### TASK DIRECTIONS
Find the word "this" in the listing; pull out each line holding it.

### INPUT MATERIAL
━━━━━━
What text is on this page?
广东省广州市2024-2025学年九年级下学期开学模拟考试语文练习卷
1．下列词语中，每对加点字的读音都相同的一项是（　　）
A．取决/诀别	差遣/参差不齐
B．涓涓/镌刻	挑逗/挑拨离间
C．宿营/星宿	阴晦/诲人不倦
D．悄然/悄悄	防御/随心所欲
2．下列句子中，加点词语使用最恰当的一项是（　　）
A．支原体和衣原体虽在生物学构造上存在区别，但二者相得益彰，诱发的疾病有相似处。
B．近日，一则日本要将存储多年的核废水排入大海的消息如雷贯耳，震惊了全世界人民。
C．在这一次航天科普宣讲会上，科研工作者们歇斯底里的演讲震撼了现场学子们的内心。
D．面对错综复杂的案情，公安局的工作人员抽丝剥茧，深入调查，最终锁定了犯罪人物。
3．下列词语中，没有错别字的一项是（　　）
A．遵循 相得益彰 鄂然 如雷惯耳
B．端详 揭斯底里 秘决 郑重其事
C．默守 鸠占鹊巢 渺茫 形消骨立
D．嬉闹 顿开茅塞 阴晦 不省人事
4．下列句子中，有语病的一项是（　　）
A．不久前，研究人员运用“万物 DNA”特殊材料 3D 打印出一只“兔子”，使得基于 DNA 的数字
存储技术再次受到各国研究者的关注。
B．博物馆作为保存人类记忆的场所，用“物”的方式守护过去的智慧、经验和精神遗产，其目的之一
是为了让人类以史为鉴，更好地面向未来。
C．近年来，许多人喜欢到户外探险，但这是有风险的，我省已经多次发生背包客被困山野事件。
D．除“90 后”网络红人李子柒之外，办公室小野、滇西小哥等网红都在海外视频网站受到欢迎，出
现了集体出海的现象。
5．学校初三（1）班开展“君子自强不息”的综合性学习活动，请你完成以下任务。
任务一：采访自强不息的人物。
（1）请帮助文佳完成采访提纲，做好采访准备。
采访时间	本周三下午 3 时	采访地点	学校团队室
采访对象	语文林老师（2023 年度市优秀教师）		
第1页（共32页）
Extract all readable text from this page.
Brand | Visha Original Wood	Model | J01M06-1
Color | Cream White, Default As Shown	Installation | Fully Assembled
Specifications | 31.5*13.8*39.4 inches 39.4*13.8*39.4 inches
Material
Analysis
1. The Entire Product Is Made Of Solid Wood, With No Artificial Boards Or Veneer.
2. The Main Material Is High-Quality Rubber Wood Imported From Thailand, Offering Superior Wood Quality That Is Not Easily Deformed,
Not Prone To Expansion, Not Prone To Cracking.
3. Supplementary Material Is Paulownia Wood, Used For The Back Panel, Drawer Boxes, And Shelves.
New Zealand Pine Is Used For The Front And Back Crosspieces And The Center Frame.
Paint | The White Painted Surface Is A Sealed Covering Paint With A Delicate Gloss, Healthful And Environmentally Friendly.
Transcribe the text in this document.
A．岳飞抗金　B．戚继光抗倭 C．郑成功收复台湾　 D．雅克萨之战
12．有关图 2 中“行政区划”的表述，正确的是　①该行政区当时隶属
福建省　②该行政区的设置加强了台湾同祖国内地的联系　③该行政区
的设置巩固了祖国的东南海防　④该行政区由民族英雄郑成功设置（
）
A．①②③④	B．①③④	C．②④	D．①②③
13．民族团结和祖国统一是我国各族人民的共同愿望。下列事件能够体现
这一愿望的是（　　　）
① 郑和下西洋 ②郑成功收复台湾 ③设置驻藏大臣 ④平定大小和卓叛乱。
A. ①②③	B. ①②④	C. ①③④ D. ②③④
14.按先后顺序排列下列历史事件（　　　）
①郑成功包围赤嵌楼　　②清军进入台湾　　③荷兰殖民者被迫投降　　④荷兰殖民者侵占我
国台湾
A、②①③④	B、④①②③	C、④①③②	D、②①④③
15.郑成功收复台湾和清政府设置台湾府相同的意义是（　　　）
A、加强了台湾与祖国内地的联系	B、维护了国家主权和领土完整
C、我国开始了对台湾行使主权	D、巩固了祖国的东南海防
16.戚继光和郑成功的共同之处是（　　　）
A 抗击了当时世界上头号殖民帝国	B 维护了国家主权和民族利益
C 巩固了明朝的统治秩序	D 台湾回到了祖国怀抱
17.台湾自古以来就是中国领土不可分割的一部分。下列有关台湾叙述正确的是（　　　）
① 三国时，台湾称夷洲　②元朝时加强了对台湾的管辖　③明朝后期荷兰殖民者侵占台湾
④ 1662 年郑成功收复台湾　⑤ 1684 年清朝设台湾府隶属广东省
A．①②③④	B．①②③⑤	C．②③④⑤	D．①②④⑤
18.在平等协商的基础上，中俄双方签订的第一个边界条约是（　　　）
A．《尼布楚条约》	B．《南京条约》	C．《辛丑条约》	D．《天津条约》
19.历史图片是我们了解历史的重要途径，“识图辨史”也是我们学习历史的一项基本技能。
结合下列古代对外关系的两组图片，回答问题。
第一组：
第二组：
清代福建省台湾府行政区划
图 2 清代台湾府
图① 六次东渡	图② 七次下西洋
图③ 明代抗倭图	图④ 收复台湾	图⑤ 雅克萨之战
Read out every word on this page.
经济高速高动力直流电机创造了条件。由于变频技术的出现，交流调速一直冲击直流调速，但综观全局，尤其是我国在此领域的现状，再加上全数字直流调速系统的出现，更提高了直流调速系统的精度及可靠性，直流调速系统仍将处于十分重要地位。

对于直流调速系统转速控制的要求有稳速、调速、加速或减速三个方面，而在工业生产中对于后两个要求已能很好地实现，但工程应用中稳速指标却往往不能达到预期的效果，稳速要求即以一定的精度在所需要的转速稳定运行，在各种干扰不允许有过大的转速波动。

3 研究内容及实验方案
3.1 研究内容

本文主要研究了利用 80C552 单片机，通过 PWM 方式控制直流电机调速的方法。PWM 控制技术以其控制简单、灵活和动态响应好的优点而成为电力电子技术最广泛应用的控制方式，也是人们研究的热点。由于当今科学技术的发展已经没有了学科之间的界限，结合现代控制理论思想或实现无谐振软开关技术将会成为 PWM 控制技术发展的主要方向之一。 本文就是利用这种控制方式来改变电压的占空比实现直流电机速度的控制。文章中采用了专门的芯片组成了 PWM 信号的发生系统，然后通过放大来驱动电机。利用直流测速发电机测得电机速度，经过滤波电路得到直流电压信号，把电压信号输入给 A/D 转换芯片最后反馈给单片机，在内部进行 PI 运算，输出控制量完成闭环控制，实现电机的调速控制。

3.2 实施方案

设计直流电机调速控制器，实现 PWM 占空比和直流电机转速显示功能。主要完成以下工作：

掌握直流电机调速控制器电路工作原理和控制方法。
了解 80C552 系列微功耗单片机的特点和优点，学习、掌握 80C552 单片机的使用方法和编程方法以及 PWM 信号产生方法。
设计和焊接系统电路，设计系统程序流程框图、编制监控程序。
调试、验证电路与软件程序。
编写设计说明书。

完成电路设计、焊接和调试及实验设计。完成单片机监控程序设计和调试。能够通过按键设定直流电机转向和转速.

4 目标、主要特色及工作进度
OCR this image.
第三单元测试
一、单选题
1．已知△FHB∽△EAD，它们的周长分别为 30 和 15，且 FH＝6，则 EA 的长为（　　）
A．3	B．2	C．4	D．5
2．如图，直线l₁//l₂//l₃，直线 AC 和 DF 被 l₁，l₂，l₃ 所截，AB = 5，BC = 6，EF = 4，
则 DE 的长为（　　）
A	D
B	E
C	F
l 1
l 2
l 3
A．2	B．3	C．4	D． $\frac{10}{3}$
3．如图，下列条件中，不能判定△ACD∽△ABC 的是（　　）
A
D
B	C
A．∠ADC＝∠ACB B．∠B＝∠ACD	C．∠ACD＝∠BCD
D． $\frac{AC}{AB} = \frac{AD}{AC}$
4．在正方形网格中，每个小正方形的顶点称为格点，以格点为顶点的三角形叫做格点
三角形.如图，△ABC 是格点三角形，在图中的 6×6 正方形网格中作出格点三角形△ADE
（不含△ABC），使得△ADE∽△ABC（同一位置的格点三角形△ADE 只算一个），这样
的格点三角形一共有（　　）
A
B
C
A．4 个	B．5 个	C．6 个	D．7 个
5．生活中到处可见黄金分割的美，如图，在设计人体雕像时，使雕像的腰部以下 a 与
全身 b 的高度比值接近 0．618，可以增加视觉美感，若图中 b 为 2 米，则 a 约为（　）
━━━━━━
### FINAL ANSWER
What text is on this page?
Extract all readable text from this page.
Transcribe the text in this document.
Read out every word on this page.
OCR this image.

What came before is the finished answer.